■ The input:
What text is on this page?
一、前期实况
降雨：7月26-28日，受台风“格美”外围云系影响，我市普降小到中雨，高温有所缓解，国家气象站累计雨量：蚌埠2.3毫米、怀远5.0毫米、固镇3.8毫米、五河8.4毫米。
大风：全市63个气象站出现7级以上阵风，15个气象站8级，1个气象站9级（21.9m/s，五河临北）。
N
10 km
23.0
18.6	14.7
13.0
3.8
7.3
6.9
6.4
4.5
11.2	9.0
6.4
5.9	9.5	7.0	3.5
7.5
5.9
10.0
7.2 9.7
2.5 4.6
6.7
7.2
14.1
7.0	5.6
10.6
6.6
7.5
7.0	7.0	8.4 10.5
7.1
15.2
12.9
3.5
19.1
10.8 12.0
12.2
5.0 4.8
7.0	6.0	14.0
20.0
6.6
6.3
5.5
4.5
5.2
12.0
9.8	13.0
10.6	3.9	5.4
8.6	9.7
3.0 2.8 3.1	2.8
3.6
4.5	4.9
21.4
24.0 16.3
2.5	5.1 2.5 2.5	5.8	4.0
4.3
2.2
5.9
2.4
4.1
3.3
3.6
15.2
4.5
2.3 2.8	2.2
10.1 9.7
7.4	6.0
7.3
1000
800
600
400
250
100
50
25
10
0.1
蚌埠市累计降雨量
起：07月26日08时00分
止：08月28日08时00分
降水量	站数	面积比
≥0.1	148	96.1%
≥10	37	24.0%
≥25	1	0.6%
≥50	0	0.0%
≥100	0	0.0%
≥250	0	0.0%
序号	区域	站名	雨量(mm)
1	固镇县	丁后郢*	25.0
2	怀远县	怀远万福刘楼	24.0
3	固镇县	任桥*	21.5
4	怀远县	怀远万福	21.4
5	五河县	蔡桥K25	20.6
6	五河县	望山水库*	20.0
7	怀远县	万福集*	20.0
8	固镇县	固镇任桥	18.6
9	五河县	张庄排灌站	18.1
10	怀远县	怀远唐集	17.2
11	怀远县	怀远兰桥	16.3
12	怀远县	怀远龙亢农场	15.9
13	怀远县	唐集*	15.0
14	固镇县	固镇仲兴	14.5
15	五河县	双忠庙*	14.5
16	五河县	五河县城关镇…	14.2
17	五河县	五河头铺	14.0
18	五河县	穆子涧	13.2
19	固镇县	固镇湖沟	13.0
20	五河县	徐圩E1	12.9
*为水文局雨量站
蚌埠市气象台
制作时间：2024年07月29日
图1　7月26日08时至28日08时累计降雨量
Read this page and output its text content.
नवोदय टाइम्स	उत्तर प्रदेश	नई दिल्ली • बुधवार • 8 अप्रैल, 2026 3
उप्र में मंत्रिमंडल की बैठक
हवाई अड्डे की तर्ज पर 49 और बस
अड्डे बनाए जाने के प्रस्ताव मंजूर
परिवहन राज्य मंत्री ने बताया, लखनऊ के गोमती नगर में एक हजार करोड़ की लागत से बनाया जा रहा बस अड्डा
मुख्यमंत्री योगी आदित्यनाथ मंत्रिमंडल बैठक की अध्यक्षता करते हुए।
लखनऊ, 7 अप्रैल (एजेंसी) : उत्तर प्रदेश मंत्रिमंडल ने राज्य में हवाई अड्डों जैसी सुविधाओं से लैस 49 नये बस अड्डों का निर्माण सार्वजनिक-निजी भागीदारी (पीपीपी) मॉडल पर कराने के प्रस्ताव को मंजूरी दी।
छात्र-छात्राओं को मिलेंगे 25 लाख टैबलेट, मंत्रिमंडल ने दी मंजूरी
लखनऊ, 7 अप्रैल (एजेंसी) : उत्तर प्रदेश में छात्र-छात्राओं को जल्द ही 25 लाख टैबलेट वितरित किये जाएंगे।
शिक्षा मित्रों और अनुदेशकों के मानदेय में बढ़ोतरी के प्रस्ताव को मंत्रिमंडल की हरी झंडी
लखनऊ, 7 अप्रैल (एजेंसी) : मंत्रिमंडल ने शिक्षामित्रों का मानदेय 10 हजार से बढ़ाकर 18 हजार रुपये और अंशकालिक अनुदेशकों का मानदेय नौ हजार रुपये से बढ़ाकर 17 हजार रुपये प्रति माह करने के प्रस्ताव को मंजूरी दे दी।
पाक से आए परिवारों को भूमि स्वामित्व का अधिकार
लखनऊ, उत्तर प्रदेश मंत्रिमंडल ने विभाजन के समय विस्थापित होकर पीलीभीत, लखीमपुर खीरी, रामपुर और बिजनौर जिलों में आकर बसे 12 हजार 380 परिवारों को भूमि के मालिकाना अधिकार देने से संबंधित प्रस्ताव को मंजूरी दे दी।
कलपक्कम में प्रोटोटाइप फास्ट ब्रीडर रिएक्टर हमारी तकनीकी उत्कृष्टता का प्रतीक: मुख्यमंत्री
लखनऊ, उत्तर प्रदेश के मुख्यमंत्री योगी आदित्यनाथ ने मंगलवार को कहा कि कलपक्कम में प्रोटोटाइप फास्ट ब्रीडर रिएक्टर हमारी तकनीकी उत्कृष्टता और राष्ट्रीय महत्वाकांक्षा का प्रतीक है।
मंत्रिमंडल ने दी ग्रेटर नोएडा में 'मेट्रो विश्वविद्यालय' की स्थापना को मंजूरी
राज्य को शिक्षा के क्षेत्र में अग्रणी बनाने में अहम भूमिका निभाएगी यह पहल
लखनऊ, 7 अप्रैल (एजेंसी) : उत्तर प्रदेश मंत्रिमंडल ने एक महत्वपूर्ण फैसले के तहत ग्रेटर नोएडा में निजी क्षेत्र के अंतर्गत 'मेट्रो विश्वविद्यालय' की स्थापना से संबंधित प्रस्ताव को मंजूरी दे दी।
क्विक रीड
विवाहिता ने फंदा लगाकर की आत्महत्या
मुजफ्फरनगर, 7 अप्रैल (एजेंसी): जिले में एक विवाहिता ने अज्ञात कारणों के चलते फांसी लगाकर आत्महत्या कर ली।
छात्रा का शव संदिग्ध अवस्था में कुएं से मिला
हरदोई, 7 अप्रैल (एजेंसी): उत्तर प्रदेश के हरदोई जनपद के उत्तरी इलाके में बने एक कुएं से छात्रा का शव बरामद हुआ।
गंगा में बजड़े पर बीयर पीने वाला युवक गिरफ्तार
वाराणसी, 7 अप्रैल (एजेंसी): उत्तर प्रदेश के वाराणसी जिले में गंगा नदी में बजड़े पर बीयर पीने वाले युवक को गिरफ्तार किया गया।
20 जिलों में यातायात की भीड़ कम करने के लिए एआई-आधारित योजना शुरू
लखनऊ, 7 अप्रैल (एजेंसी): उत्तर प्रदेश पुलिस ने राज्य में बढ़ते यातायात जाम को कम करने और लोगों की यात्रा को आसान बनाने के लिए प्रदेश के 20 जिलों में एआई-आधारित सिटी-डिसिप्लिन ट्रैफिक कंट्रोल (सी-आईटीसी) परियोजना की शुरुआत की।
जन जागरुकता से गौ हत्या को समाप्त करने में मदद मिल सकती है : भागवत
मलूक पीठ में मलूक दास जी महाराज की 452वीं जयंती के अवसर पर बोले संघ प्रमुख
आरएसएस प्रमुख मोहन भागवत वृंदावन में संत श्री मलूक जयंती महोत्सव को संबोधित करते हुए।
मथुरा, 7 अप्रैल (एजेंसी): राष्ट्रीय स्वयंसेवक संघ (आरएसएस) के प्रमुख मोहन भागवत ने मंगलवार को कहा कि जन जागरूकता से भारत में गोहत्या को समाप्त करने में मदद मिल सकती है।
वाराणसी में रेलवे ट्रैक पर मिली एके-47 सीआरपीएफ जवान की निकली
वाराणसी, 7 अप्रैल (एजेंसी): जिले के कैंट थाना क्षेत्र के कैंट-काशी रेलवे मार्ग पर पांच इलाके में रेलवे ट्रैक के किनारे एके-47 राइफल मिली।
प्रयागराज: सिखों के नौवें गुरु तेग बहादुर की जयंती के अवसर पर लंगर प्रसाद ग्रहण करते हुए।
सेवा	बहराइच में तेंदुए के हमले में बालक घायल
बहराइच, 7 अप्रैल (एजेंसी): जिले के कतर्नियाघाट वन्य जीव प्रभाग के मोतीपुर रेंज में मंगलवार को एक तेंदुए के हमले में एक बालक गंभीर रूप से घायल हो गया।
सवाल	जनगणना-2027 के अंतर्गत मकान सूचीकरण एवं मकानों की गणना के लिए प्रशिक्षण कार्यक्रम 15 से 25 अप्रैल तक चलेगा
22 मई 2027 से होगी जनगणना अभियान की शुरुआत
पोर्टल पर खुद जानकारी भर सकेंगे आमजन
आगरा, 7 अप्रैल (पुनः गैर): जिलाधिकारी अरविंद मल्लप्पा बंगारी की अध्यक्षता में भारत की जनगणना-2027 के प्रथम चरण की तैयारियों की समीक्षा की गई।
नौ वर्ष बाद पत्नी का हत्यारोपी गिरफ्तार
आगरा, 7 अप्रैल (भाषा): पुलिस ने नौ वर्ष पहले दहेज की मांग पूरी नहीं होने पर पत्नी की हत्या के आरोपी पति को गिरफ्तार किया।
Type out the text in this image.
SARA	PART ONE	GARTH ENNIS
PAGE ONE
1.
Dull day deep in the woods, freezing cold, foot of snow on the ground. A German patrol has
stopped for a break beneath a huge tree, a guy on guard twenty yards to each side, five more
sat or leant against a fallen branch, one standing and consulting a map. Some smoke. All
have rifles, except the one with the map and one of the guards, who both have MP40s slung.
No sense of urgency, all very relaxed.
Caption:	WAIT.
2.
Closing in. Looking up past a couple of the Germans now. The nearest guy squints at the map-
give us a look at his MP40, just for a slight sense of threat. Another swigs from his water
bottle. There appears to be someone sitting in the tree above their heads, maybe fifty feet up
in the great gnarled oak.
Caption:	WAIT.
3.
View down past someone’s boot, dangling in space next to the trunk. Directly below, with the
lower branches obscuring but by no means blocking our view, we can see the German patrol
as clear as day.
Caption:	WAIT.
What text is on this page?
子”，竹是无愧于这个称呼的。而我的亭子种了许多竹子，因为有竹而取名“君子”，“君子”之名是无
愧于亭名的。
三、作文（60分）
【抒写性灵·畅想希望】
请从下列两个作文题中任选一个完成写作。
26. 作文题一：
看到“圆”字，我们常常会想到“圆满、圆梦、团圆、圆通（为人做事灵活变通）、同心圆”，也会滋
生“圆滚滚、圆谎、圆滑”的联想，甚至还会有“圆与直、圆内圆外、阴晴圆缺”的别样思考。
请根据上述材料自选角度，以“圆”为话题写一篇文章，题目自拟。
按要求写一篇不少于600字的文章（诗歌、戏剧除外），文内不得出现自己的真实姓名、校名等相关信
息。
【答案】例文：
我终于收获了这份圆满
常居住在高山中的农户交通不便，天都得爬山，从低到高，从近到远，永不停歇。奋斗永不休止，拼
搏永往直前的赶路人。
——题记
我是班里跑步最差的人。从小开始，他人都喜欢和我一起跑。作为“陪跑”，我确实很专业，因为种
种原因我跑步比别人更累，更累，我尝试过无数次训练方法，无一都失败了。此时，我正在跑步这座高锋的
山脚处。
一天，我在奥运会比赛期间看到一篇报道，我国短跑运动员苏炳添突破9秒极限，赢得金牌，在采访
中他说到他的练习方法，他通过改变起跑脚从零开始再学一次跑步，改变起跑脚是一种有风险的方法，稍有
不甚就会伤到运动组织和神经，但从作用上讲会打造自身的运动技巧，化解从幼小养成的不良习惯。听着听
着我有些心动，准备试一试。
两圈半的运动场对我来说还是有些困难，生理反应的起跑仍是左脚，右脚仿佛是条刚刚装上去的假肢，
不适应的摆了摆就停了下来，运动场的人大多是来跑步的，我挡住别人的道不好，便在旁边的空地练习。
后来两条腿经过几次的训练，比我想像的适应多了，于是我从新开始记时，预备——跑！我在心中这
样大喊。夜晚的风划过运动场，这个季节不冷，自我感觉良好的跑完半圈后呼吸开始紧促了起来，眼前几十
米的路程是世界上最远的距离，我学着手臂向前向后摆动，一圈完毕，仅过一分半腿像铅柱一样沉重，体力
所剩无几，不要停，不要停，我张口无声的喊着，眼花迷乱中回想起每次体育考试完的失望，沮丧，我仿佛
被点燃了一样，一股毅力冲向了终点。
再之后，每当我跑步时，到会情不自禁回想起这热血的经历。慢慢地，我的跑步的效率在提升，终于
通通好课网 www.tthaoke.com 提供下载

■ Set problem:
From the records above, pick out and copy each line holding the word "जनगणन".

■ Completed exercise:
सवाल	जनगणना-2027 के अंतर्गत मकान सूचीकरण एवं मकानों की गणना के लिए प्रशिक्षण कार्यक्रम 15 से 25 अप्रैल तक चलेगा
22 मई 2027 से होगी जनगणना अभियान की शुरुआत
आगरा, 7 अप्रैल (पुनः गैर): जिलाधिकारी अरविंद मल्लप्पा बंगारी की अध्यक्षता में भारत की जनगणना-2027 के प्रथम चरण की तैयारियों की समीक्षा की गई।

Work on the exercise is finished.